> EXCERPTED DATA:
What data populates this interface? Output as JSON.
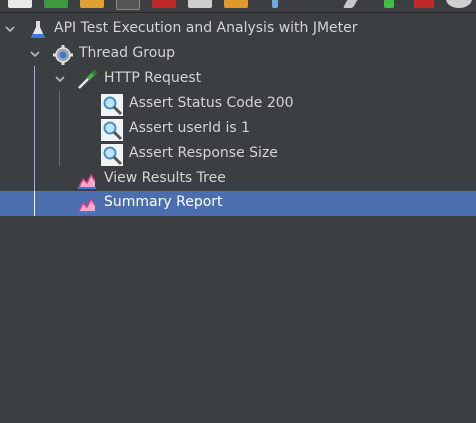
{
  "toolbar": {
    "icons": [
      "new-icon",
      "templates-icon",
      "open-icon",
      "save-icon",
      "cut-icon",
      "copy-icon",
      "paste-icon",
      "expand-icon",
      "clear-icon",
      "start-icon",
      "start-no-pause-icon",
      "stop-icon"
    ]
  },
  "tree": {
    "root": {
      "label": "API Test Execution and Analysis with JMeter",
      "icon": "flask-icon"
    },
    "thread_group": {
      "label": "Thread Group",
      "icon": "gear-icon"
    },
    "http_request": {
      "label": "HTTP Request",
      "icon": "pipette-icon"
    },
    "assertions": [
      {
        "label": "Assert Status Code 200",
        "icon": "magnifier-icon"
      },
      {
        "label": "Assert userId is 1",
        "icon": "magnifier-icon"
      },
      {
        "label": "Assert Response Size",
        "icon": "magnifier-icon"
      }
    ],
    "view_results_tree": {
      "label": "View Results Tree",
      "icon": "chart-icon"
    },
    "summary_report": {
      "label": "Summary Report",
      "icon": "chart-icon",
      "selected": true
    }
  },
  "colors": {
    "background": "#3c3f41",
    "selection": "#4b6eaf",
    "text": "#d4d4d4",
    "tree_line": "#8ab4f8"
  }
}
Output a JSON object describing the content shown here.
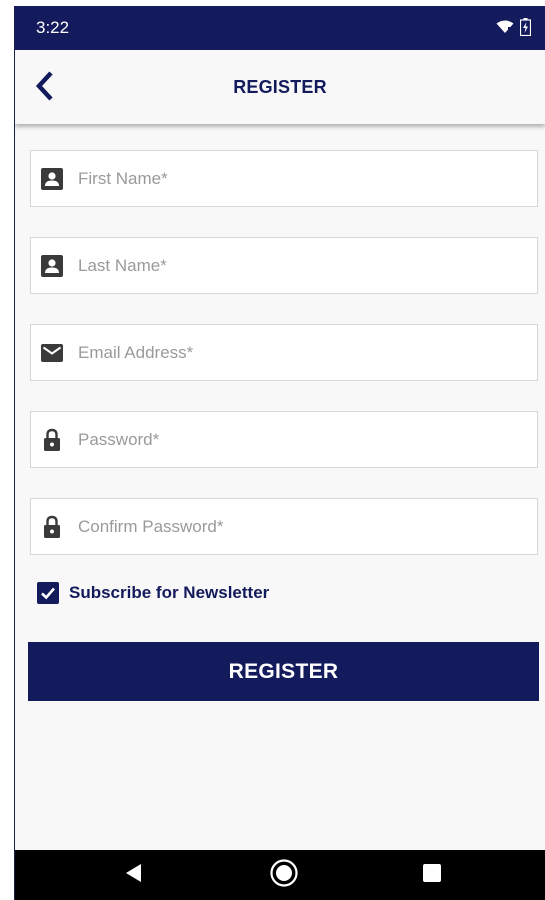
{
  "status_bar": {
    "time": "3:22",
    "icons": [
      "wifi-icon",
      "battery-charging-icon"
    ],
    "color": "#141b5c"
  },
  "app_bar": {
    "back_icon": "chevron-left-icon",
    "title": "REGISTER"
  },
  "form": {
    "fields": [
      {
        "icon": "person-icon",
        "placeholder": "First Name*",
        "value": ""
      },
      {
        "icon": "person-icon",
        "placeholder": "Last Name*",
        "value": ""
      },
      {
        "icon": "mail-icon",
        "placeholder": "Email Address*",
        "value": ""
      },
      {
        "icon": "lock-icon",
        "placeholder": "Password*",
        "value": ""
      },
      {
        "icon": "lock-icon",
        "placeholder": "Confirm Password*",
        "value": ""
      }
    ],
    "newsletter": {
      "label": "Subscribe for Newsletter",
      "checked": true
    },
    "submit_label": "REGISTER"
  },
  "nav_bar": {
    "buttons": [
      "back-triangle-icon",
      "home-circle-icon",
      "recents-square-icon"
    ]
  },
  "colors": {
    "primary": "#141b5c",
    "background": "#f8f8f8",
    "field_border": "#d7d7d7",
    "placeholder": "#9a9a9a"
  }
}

> EXERCISE REQUIREMENTS:
Tell how many lines in the records above contain "JSON", giving the number and no other words.

> SOLUTION TO THIS EXERCISE:
2